[Records excerpted from a collection]
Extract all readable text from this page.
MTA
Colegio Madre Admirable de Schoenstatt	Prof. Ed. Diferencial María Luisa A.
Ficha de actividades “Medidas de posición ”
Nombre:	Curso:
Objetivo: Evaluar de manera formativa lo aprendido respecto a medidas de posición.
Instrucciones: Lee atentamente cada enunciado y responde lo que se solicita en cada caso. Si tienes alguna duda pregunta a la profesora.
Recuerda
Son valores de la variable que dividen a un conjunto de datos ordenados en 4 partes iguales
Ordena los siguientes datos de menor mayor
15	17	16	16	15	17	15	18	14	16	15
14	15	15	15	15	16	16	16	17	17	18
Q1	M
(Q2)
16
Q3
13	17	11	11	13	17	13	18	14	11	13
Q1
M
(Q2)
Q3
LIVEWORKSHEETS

[TASK DESCRIPTION]
Output every record above exactly as it appears.

[COMPLETED TASK]
Extract all readable text from this page.
MTA
Colegio Madre Admirable de Schoenstatt	Prof. Ed. Diferencial María Luisa A.
Ficha de actividades “Medidas de posición ”
Nombre:	Curso:
Objetivo: Evaluar de manera formativa lo aprendido respecto a medidas de posición.
Instrucciones: Lee atentamente cada enunciado y responde lo que se solicita en cada caso. Si tienes alguna duda pregunta a la profesora.
Recuerda
Son valores de la variable que dividen a un conjunto de datos ordenados en 4 partes iguales
Ordena los siguientes datos de menor mayor
15	17	16	16	15	17	15	18	14	16	15
14	15	15	15	15	16	16	16	17	17	18
Q1	M
(Q2)
16
Q3
13	17	11	11	13	17	13	18	14	11	13
Q1
M
(Q2)
Q3
LIVEWORKSHEETS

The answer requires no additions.